'''
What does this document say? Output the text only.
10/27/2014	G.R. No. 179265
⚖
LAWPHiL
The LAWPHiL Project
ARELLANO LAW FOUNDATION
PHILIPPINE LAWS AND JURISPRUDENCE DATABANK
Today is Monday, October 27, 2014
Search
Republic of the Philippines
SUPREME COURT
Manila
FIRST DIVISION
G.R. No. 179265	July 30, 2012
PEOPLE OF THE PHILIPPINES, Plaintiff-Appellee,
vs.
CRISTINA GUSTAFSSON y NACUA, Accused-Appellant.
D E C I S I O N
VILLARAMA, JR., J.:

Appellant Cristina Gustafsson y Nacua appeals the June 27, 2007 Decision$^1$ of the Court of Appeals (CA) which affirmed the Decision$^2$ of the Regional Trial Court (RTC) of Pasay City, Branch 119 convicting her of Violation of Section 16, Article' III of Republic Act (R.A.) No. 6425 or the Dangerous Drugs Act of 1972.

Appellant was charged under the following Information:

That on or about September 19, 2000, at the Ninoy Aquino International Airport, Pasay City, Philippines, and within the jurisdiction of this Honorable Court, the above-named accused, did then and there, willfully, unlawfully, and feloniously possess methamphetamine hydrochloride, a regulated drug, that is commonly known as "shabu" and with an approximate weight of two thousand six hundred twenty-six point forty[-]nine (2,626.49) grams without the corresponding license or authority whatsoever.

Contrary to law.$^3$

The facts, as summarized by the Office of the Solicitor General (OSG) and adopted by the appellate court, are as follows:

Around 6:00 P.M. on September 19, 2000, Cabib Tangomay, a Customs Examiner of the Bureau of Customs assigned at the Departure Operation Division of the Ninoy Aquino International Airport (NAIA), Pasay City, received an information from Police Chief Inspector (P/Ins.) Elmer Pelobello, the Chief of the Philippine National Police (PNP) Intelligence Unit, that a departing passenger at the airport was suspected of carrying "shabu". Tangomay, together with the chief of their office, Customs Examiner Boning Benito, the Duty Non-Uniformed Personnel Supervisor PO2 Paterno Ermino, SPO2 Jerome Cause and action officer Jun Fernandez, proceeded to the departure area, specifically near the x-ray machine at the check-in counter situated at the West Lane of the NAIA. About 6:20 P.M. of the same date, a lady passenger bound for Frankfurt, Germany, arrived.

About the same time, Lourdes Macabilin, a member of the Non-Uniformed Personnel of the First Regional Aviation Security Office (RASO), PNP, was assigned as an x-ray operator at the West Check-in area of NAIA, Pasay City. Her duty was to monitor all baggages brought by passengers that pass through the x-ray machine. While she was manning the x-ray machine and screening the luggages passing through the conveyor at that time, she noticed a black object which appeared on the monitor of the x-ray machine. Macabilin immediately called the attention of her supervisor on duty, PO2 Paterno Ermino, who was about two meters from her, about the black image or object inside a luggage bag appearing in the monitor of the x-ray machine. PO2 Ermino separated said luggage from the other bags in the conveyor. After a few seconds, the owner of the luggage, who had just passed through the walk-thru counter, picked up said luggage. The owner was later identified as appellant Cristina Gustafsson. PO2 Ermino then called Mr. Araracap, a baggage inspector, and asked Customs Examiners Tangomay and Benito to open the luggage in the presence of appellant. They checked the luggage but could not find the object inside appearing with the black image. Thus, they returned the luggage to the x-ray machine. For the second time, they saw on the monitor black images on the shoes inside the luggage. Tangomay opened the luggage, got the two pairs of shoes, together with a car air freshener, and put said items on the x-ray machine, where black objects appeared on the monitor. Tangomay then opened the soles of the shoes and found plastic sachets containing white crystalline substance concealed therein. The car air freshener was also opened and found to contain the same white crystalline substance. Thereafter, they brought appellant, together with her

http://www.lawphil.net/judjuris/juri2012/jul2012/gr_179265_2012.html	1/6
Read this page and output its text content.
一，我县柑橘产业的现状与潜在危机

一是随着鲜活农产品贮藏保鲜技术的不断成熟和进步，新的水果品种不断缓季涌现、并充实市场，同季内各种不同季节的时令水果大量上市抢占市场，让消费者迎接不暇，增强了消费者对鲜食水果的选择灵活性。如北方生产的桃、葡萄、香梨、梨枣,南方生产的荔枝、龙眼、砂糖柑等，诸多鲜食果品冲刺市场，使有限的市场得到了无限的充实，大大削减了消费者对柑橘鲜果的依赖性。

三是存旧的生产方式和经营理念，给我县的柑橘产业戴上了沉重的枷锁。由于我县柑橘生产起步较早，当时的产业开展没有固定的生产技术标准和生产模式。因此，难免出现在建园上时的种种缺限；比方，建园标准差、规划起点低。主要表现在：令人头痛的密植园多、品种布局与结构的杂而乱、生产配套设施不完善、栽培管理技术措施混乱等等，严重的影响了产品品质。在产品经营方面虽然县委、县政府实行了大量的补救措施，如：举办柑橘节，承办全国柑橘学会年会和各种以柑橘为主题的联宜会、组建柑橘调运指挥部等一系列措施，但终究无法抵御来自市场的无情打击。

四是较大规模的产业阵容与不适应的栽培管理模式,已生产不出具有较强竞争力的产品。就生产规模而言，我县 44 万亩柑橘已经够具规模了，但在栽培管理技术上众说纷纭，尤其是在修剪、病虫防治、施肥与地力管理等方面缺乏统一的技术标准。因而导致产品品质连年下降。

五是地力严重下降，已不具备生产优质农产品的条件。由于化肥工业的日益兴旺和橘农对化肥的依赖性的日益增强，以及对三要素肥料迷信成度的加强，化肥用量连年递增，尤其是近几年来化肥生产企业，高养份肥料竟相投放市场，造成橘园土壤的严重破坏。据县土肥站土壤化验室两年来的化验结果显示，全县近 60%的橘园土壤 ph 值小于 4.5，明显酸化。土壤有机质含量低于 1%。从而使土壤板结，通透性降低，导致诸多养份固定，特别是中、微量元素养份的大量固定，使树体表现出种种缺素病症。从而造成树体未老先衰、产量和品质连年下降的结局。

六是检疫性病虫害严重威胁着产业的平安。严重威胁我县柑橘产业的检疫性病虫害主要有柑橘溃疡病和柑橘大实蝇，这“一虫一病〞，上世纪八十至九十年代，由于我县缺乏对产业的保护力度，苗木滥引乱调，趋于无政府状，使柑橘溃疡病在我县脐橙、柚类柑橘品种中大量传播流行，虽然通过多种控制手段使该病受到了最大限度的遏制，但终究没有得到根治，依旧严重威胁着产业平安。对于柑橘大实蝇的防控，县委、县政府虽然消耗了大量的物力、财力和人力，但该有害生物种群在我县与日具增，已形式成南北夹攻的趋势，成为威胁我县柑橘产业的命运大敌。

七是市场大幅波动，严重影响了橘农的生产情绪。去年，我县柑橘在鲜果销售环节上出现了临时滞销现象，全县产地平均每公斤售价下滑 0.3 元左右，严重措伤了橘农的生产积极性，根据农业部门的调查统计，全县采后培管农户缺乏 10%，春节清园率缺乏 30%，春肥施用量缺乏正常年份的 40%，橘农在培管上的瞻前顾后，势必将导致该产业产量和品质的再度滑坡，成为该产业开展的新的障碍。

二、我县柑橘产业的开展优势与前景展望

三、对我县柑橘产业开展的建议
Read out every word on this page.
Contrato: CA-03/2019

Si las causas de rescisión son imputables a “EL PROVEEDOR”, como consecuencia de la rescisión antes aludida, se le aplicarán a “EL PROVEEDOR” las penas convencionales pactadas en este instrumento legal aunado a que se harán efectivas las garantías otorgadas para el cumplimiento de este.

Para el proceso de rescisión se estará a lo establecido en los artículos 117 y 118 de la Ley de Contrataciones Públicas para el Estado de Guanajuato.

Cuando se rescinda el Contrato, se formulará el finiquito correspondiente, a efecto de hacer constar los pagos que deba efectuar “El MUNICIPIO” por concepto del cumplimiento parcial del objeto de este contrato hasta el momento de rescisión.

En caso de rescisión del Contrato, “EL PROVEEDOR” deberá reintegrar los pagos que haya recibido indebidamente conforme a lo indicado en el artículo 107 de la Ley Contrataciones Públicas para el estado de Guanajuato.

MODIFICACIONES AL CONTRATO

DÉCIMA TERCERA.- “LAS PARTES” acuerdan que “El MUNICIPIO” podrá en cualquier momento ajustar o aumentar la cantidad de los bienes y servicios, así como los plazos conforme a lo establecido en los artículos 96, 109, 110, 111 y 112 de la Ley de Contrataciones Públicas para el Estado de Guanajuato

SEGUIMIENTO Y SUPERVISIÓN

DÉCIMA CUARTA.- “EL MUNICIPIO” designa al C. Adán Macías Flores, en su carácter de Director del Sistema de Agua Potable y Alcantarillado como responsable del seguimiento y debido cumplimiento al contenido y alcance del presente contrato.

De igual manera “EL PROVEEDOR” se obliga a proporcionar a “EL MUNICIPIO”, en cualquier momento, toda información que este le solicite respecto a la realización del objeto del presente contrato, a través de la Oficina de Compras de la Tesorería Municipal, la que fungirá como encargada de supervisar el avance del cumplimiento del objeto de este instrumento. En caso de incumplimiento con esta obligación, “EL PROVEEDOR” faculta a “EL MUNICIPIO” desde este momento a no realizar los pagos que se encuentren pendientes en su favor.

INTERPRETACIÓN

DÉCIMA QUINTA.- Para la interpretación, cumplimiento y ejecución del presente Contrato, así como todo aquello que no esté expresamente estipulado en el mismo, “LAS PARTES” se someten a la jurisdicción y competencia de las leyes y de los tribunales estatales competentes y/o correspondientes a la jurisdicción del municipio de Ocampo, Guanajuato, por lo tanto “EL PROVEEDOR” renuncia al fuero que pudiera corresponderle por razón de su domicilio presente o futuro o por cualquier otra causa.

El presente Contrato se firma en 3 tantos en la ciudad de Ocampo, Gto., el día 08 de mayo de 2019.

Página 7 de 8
'''
Collect each line above holding the string "conforme".

En caso de rescisión del Contrato, “EL PROVEEDOR” deberá reintegrar los pagos que haya recibido indebidamente conforme a lo indicado en el artículo 107 de la Ley Contrataciones Públicas para el estado de Guanajuato.
DÉCIMA TERCERA.- “LAS PARTES” acuerdan que “El MUNICIPIO” podrá en cualquier momento ajustar o aumentar la cantidad de los bienes y servicios, así como los plazos conforme a lo establecido en los artículos 96, 109, 110, 111 y 112 de la Ley de Contrataciones Públicas para el Estado de Guanajuato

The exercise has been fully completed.